Dataset excerpt:
+++

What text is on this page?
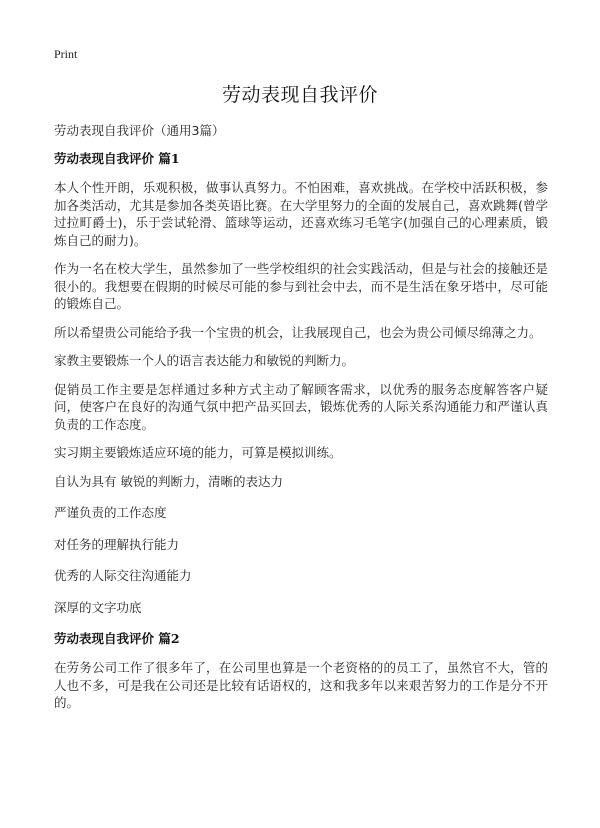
Print
劳动表现自我评价
劳动表现自我评价（通用3篇）
劳动表现自我评价 篇1

本人个性开朗，乐观积极，做事认真努力。不怕困难，喜欢挑战。在学校中活跃积极，参加各类活动，尤其是参加各类英语比赛。在大学里努力的全面的发展自己，喜欢跳舞(曾学过拉町爵士)，乐于尝试轮滑、篮球等运动，还喜欢练习毛笔字(加强自己的心理素质，锻炼自己的耐力)。

作为一名在校大学生，虽然参加了一些学校组织的社会实践活动，但是与社会的接触还是很小的。我想要在假期的时候尽可能的参与到社会中去，而不是生活在象牙塔中，尽可能的锻炼自己。

所以希望贵公司能给予我一个宝贵的机会，让我展现自己，也会为贵公司倾尽绵薄之力。

家教主要锻炼一个人的语言表达能力和敏锐的判断力。

促销员工作主要是怎样通过多种方式主动了解顾客需求，以优秀的服务态度解答客户疑问，使客户在良好的沟通气氛中把产品买回去，锻炼优秀的人际关系沟通能力和严谨认真负责的工作态度。

实习期主要锻炼适应环境的能力，可算是模拟训练。

自认为具有 敏锐的判断力，清晰的表达力

严谨负责的工作态度

对任务的理解执行能力

优秀的人际交往沟通能力

深厚的文字功底

劳动表现自我评价 篇2

在劳务公司工作了很多年了，在公司里也算是一个老资格的的员工了，虽然官不大，管的人也不多，可是我在公司还是比较有话语权的，这和我多年以来艰苦努力的工作是分不开的。
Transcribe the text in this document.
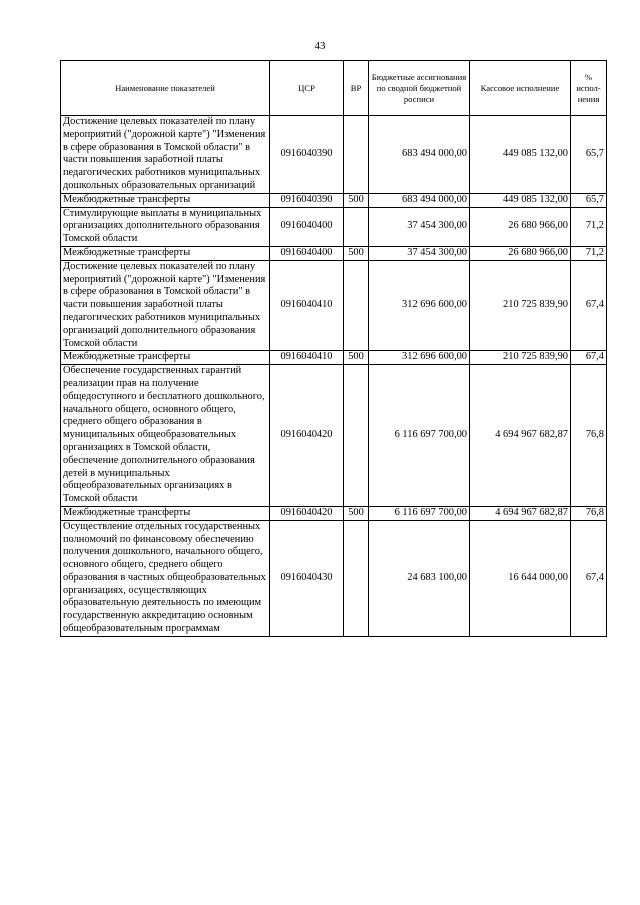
43
Наименование показателей	ЦСР	ВР	Бюджетные ассигнования по сводной бюджетной росписи	Кассовое исполнение	% испол-нения
Достижение целевых показателей по плану мероприятий ("дорожной карте") "Изменения в сфере образования в Томской области" в части повышения заработной платы педагогических работников муниципальных дошкольных образовательных организаций	0916040390		683 494 000,00	449 085 132,00	65,7
Межбюджетные трансферты	0916040390	500	683 494 000,00	449 085 132,00	65,7
Стимулирующие выплаты в муниципальных организациях дополнительного образования Томской области	0916040400		37 454 300,00	26 680 966,00	71,2
Межбюджетные трансферты	0916040400	500	37 454 300,00	26 680 966,00	71,2
Достижение целевых показателей по плану мероприятий ("дорожной карте") "Изменения в сфере образования в Томской области" в части повышения заработной платы педагогических работников муниципальных организаций дополнительного образования Томской области	0916040410		312 696 600,00	210 725 839,90	67,4
Межбюджетные трансферты	0916040410	500	312 696 600,00	210 725 839,90	67,4
Обеспечение государственных гарантий реализации прав на получение общедоступного и бесплатного дошкольного, начального общего, основного общего, среднего общего образования в муниципальных общеобразовательных организациях в Томской области, обеспечение дополнительного образования детей в муниципальных общеобразовательных организациях в Томской области	0916040420		6 116 697 700,00	4 694 967 682,87	76,8
Межбюджетные трансферты	0916040420	500	6 116 697 700,00	4 694 967 682,87	76,8
Осуществление отдельных государственных полномочий по финансовому обеспечению получения дошкольного, начального общего, основного общего, среднего общего образования в частных общеобразовательных организациях, осуществляющих образовательную деятельность по имеющим государственную аккредитацию основным общеобразовательным программам	0916040430		24 683 100,00	16 644 000,00	67,4
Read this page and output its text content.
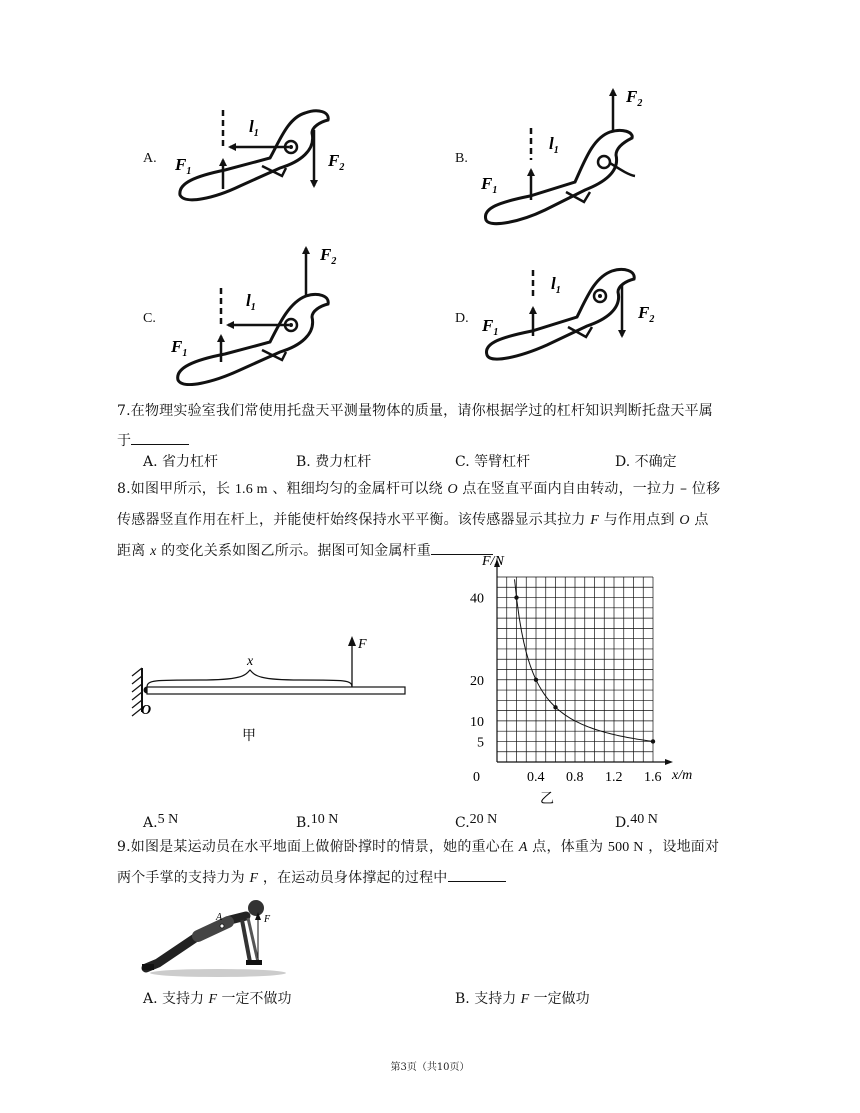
A.	B.
C.	D.
$l_1$
$F_1$
$F_2$
$l_1$
$F_1$
$F_2$
$l_1$
$F_1$
$F_2$
$l_1$
$F_1$
$F_2$
7.在物理实验室我们常使用托盘天平测量物体的质量，请你根据学过的杠杆知识判断托盘天平属
于
A. 省力杠杆	B. 费力杠杆	C. 等臂杠杆	D. 不确定
8.如图甲所示，长 1.6 m 、粗细均匀的金属杆可以绕 O 点在竖直平面内自由转动，一拉力 – 位移
传感器竖直作用在杆上，并能使杆始终保持水平平衡。该传感器显示其拉力 F 与作用点到 O 点
距离 x 的变化关系如图乙所示。据图可知金属杆重
x
F
O
甲
0	0.4 0.8 1.2 1.6
5
10
20
40
F/N
x/m
乙
A.5 N	B.10 N	C.20 N	D.40 N
9.如图是某运动员在水平地面上做俯卧撑时的情景，她的重心在 A 点，体重为 500 N ，设地面对
两个手掌的支持力为 F ，在运动员身体撑起的过程中
A	F
A. 支持力 F 一定不做功	B. 支持力 F 一定做功
第3页（共10页）
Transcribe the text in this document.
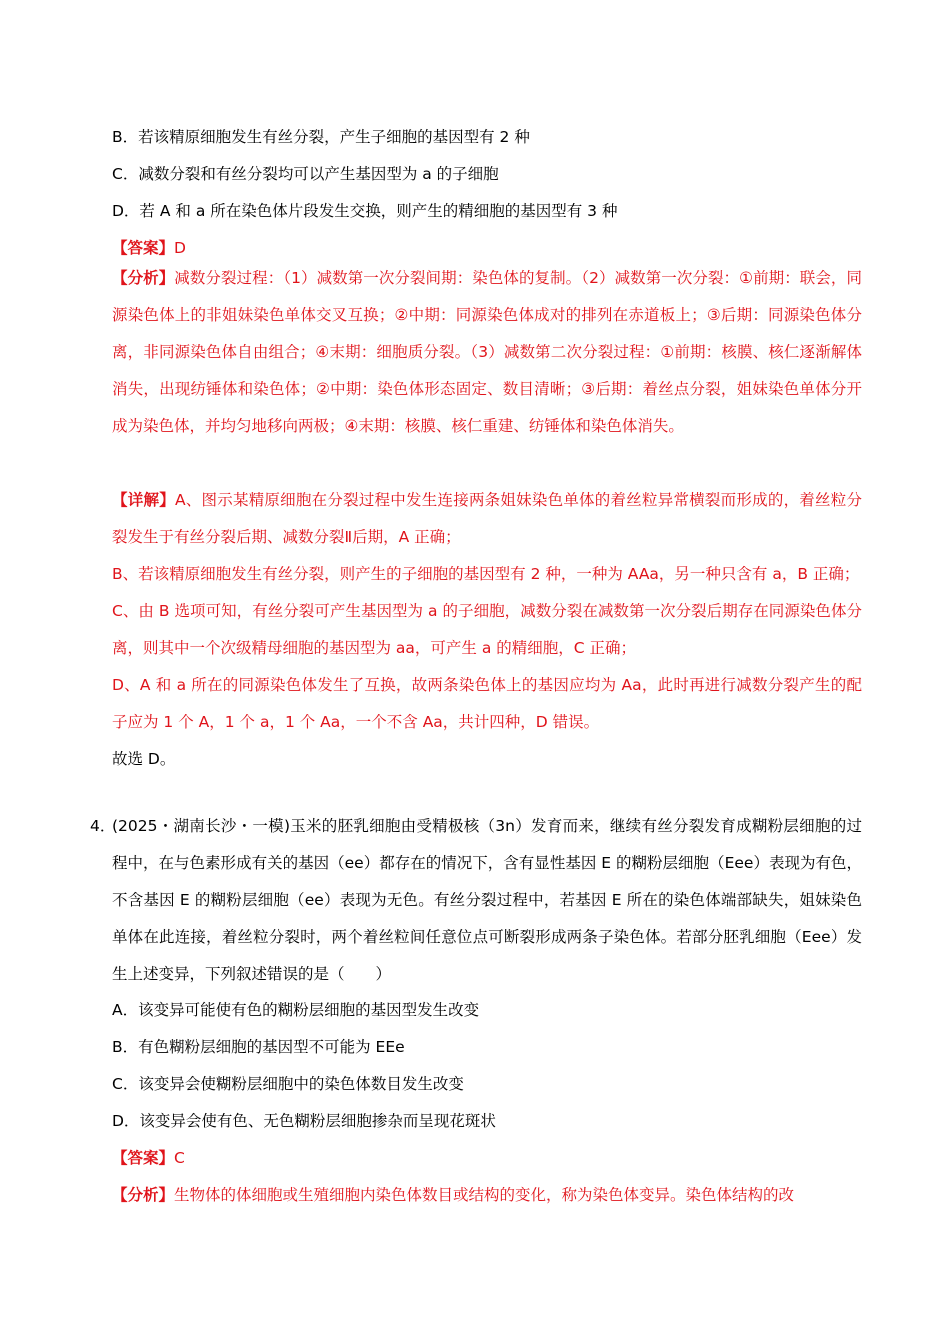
B．若该精原细胞发生有丝分裂，产生子细胞的基因型有 2 种
C．减数分裂和有丝分裂均可以产生基因型为 a 的子细胞
D．若 A 和 a 所在染色体片段发生交换，则产生的精细胞的基因型有 3 种
【答案】D
【分析】减数分裂过程：（1）减数第一次分裂间期：染色体的复制。（2）减数第一次分裂：①前期：联会，同源染色体上的非姐妹染色单体交叉互换；②中期：同源染色体成对的排列在赤道板上；③后期：同源染色体分离，非同源染色体自由组合；④末期：细胞质分裂。（3）减数第二次分裂过程：①前期：核膜、核仁逐渐解体消失，出现纺锤体和染色体；②中期：染色体形态固定、数目清晰；③后期：着丝点分裂，姐妹染色单体分开成为染色体，并均匀地移向两极；④末期：核膜、核仁重建、纺锤体和染色体消失。
【详解】A、图示某精原细胞在分裂过程中发生连接两条姐妹染色单体的着丝粒异常横裂而形成的，着丝粒分裂发生于有丝分裂后期、减数分裂Ⅱ后期，A 正确；
B、若该精原细胞发生有丝分裂，则产生的子细胞的基因型有 2 种，一种为 AAa，另一种只含有 a，B 正确；
C、由 B 选项可知，有丝分裂可产生基因型为 a 的子细胞，减数分裂在减数第一次分裂后期存在同源染色体分离，则其中一个次级精母细胞的基因型为 aa，可产生 a 的精细胞，C 正确；
D、A 和 a 所在的同源染色体发生了互换，故两条染色体上的基因应均为 Aa，此时再进行减数分裂产生的配子应为 1 个 A，1 个 a，1 个 Aa，一个不含 Aa，共计四种，D 错误。
故选 D。
4．
(2025・湖南长沙・一模)玉米的胚乳细胞由受精极核（3n）发育而来，继续有丝分裂发育成糊粉层细胞的过程中，在与色素形成有关的基因（ee）都存在的情况下，含有显性基因 E 的糊粉层细胞（Eee）表现为有色，不含基因 E 的糊粉层细胞（ee）表现为无色。有丝分裂过程中，若基因 E 所在的染色体端部缺失，姐妹染色单体在此连接，着丝粒分裂时，两个着丝粒间任意位点可断裂形成两条子染色体。若部分胚乳细胞（Eee）发生上述变异，下列叙述错误的是（　　）
A．该变异可能使有色的糊粉层细胞的基因型发生改变
B．有色糊粉层细胞的基因型不可能为 EEe
C．该变异会使糊粉层细胞中的染色体数目发生改变
D．该变异会使有色、无色糊粉层细胞掺杂而呈现花斑状
【答案】C
【分析】生物体的体细胞或生殖细胞内染色体数目或结构的变化，称为染色体变异。染色体结构的改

+++

WRITTEN TASK |
Scan the records above for the string "text", then select every line that holds it.

REPLY |
What text is on this page?
Transcribe the text in this document.
Read this page and output its text content.
Transcribe the text in this document.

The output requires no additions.